# Your goal:
In the entries that follow, how many lines contain the word "What"? Answer with the number only.
_ _ _
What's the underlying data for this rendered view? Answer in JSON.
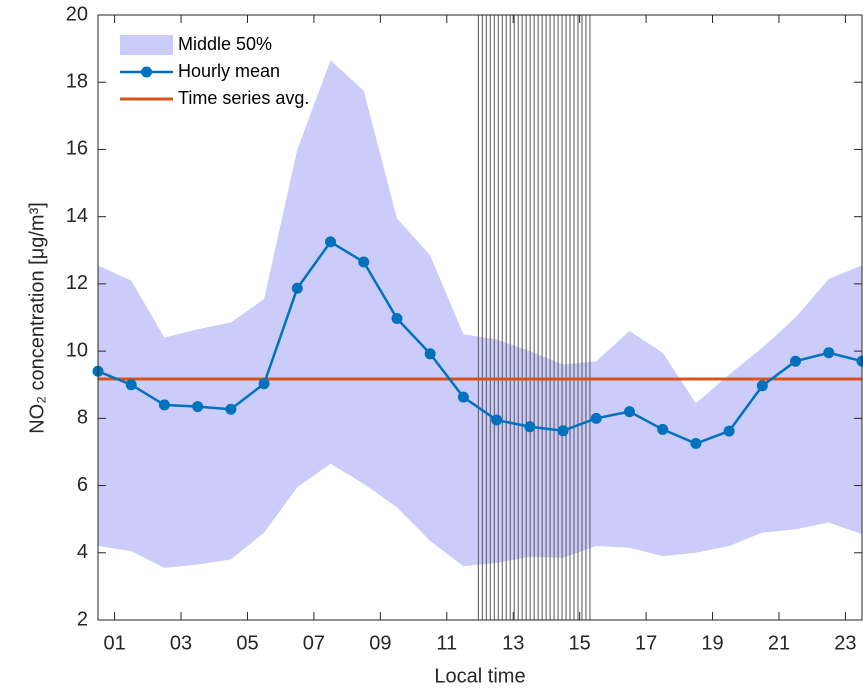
{
  "chart_data": {
    "type": "line",
    "xlabel": "Local time",
    "ylabel": "NO₂ concentration [μg/m³]",
    "x": [
      0.5,
      1.5,
      2.5,
      3.5,
      4.5,
      5.5,
      6.5,
      7.5,
      8.5,
      9.5,
      10.5,
      11.5,
      12.5,
      13.5,
      14.5,
      15.5,
      16.5,
      17.5,
      18.5,
      19.5,
      20.5,
      21.5,
      22.5,
      23.5
    ],
    "xlim": [
      0.5,
      23.5
    ],
    "xticks": [
      {
        "value": 1,
        "label": "01"
      },
      {
        "value": 3,
        "label": "03"
      },
      {
        "value": 5,
        "label": "05"
      },
      {
        "value": 7,
        "label": "07"
      },
      {
        "value": 9,
        "label": "09"
      },
      {
        "value": 11,
        "label": "11"
      },
      13,
      15,
      17,
      19,
      21,
      23
    ],
    "ylim": [
      2,
      20
    ],
    "yticks": [
      2,
      4,
      6,
      8,
      10,
      12,
      14,
      16,
      18,
      20
    ],
    "series": [
      {
        "name": "Middle 50%",
        "color": "#ccccfa",
        "upper": [
          12.55,
          12.1,
          10.4,
          10.65,
          10.85,
          11.55,
          16.0,
          18.65,
          17.75,
          13.95,
          12.85,
          10.5,
          10.35,
          10.0,
          9.6,
          9.7,
          10.6,
          9.95,
          8.45,
          9.3,
          10.1,
          11.0,
          12.15,
          12.55
        ],
        "lower": [
          4.2,
          4.05,
          3.55,
          3.65,
          3.8,
          4.6,
          5.95,
          6.65,
          6.05,
          5.35,
          4.35,
          3.6,
          3.7,
          3.88,
          3.85,
          4.2,
          4.15,
          3.9,
          4.0,
          4.2,
          4.6,
          4.7,
          4.9,
          4.55
        ]
      },
      {
        "name": "Hourly mean",
        "color": "#0072bd",
        "values": [
          9.4,
          9.0,
          8.4,
          8.35,
          8.27,
          9.03,
          11.87,
          13.25,
          12.65,
          10.97,
          9.92,
          8.63,
          7.95,
          7.75,
          7.63,
          8.0,
          8.2,
          7.67,
          7.25,
          7.62,
          8.97,
          9.7,
          9.95,
          9.7
        ]
      },
      {
        "name": "Time series avg.",
        "color": "#d95319",
        "value": 9.17
      }
    ],
    "vlines": {
      "color": "#555555",
      "x": [
        11.95,
        12.07,
        12.19,
        12.31,
        12.43,
        12.55,
        12.67,
        12.79,
        12.91,
        13.03,
        13.15,
        13.27,
        13.39,
        13.51,
        13.63,
        13.75,
        13.87,
        13.99,
        14.11,
        14.23,
        14.35,
        14.47,
        14.59,
        14.71,
        14.83,
        14.95,
        15.07,
        15.19,
        15.31
      ]
    }
  }
}
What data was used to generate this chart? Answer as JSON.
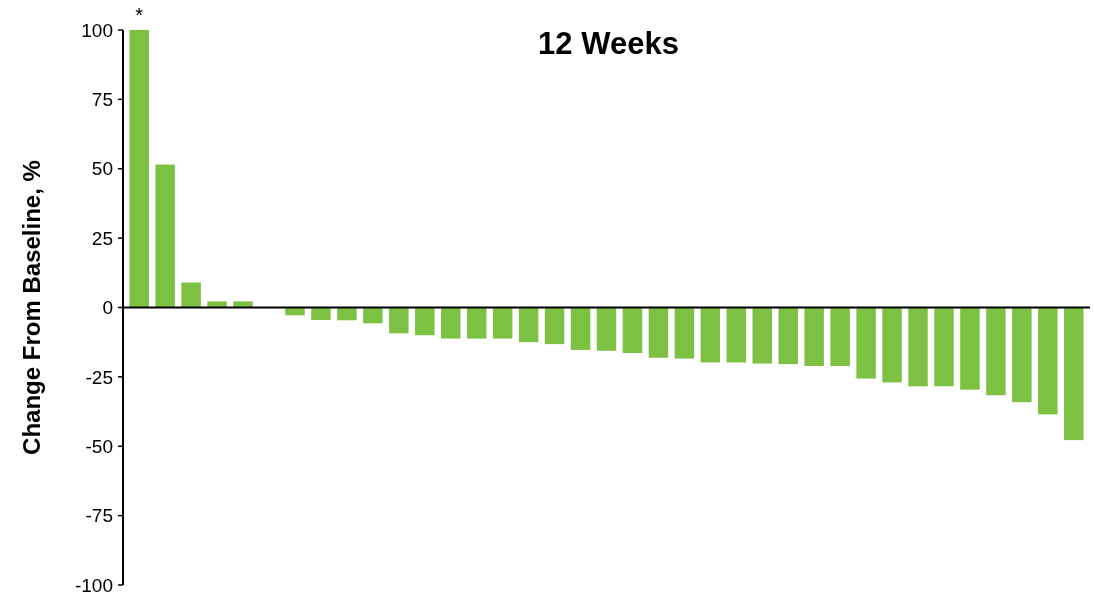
{
  "chart_data": {
    "type": "bar",
    "title": "12 Weeks",
    "ylabel": "Change From Baseline, %",
    "categories": [
      null,
      null,
      null,
      null,
      null,
      null,
      null,
      null,
      null,
      null,
      null,
      null,
      null,
      null,
      null,
      null,
      null,
      null,
      null,
      null,
      null,
      null,
      null,
      null,
      null,
      null,
      null,
      null,
      null,
      null,
      null,
      null,
      null,
      null,
      null,
      null,
      null
    ],
    "values": [
      100,
      51.5,
      9,
      2.2,
      2.2,
      0,
      -2.8,
      -4.5,
      -4.6,
      -5.7,
      -9.3,
      -10,
      -11.2,
      -11.2,
      -11.2,
      -12.5,
      -13.2,
      -15.3,
      -15.6,
      -16.4,
      -18.1,
      -18.4,
      -19.8,
      -19.8,
      -20.2,
      -20.4,
      -21.1,
      -21.1,
      -25.6,
      -27,
      -28.4,
      -28.4,
      -29.6,
      -31.6,
      -34.1,
      -38.5,
      -47.8
    ],
    "color": "#7dc142",
    "ylim": [
      -100,
      100
    ],
    "yticks": [
      -100,
      -75,
      -50,
      -25,
      0,
      25,
      50,
      75,
      100
    ],
    "annotations": [
      {
        "text": "*",
        "y": 100
      }
    ]
  }
}
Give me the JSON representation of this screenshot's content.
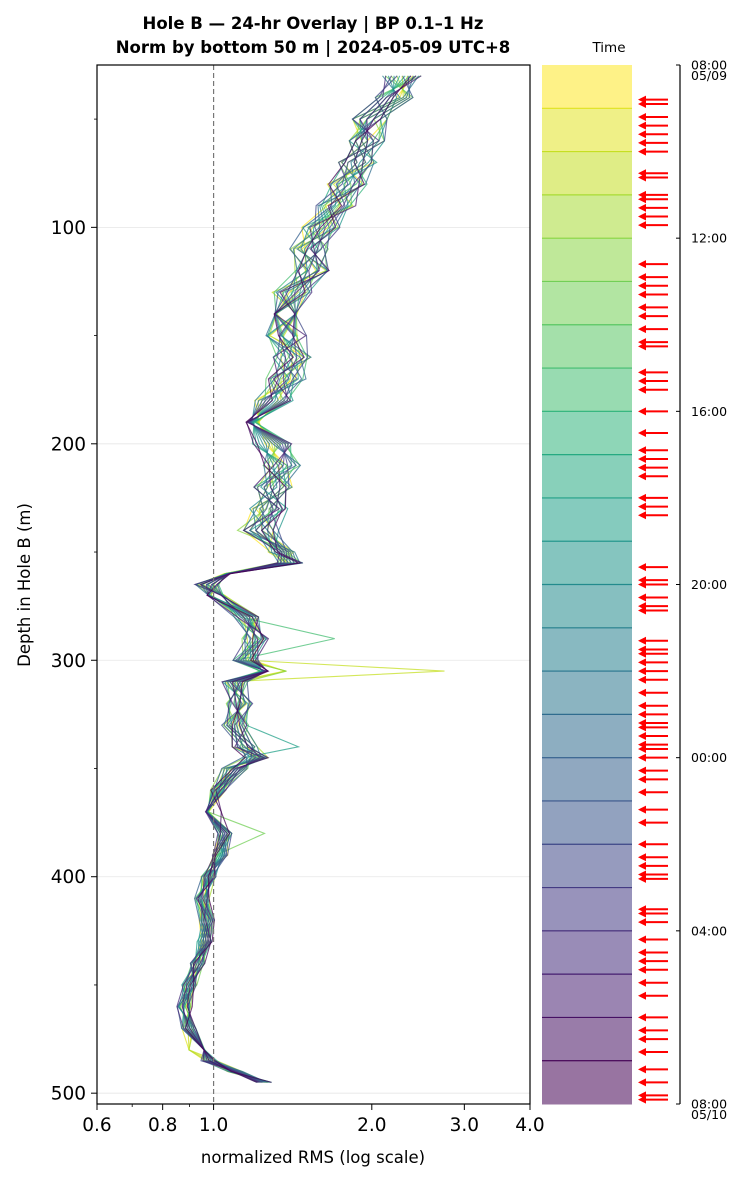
{
  "chart_data": {
    "type": "line",
    "title_line1": "Hole B — 24-hr Overlay  |  BP 0.1–1 Hz",
    "title_line2": "Norm by bottom 50 m  |  2024-05-09 UTC+8",
    "xlabel": "normalized RMS  (log scale)",
    "ylabel": "Depth in Hole B (m)",
    "xscale": "log",
    "xlim": [
      0.6,
      4.0
    ],
    "ylim": [
      505,
      25
    ],
    "xticks": [
      {
        "value": 0.6,
        "label": "0.6"
      },
      {
        "value": 0.8,
        "label": "0.8"
      },
      {
        "value": 1.0,
        "label": "1.0"
      },
      {
        "value": 2.0,
        "label": "2.0"
      },
      {
        "value": 3.0,
        "label": "3.0"
      },
      {
        "value": 4.0,
        "label": "4.0"
      }
    ],
    "yticks": [
      {
        "value": 100,
        "label": "100"
      },
      {
        "value": 200,
        "label": "200"
      },
      {
        "value": 300,
        "label": "300"
      },
      {
        "value": 400,
        "label": "400"
      },
      {
        "value": 500,
        "label": "500"
      }
    ],
    "reference_line": {
      "x": 1.0,
      "style": "dashed"
    },
    "grid": "horizontal",
    "profile": {
      "depth": [
        30,
        40,
        50,
        60,
        70,
        80,
        90,
        100,
        110,
        120,
        130,
        140,
        150,
        160,
        170,
        180,
        190,
        200,
        210,
        220,
        230,
        240,
        250,
        255,
        260,
        265,
        270,
        280,
        290,
        300,
        305,
        310,
        320,
        330,
        340,
        345,
        350,
        360,
        370,
        380,
        390,
        400,
        410,
        420,
        430,
        440,
        450,
        460,
        470,
        480,
        485,
        490,
        495
      ],
      "rms": [
        2.3,
        2.2,
        2.0,
        1.95,
        1.88,
        1.8,
        1.72,
        1.6,
        1.52,
        1.55,
        1.42,
        1.35,
        1.38,
        1.42,
        1.38,
        1.3,
        1.26,
        1.3,
        1.35,
        1.3,
        1.28,
        1.22,
        1.35,
        1.4,
        1.1,
        0.98,
        1.0,
        1.15,
        1.2,
        1.15,
        1.3,
        1.1,
        1.12,
        1.1,
        1.15,
        1.2,
        1.1,
        1.02,
        1.0,
        1.05,
        1.03,
        0.98,
        0.95,
        0.97,
        0.96,
        0.93,
        0.9,
        0.88,
        0.9,
        0.93,
        0.98,
        1.1,
        1.25
      ]
    },
    "series_colors": [
      "#fde725",
      "#c2df23",
      "#86d549",
      "#52c569",
      "#2ab07f",
      "#1e9b8a",
      "#25858e",
      "#2d708e",
      "#38588c",
      "#433e85",
      "#482173",
      "#440154"
    ],
    "n_series": 24,
    "colorbar": {
      "label": "Time",
      "start_label": "08:00",
      "start_date": "05/09",
      "end_label": "08:00",
      "end_date": "05/10",
      "ticks": [
        "08:00",
        "12:00",
        "16:00",
        "20:00",
        "00:00",
        "04:00",
        "08:00"
      ],
      "hours_span": 24,
      "n_bands": 24,
      "color_top": "#fde725",
      "color_bottom": "#440154"
    },
    "arrows_hours": [
      0.8,
      0.9,
      1.2,
      1.4,
      1.6,
      1.8,
      2.0,
      2.5,
      2.6,
      3.0,
      3.1,
      3.3,
      3.5,
      3.7,
      4.6,
      4.9,
      5.1,
      5.3,
      5.6,
      5.8,
      6.1,
      6.4,
      6.5,
      7.1,
      7.3,
      7.5,
      8.0,
      8.5,
      8.9,
      9.1,
      9.3,
      9.5,
      10.0,
      10.2,
      10.4,
      11.6,
      11.9,
      12.0,
      12.3,
      12.5,
      12.6,
      13.3,
      13.5,
      13.6,
      13.8,
      14.0,
      14.2,
      14.5,
      14.8,
      15.0,
      15.2,
      15.3,
      15.5,
      15.7,
      15.8,
      16.0,
      16.3,
      16.5,
      16.8,
      17.2,
      17.5,
      18.0,
      18.3,
      18.5,
      18.7,
      18.8,
      19.5,
      19.6,
      19.8,
      20.2,
      20.5,
      20.7,
      20.9,
      21.2,
      21.5,
      22.0,
      22.3,
      22.5,
      22.8,
      23.2,
      23.5,
      23.8,
      23.9
    ],
    "arrow_color": "#ff0000"
  }
}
_ _ _
# Exercise result:
2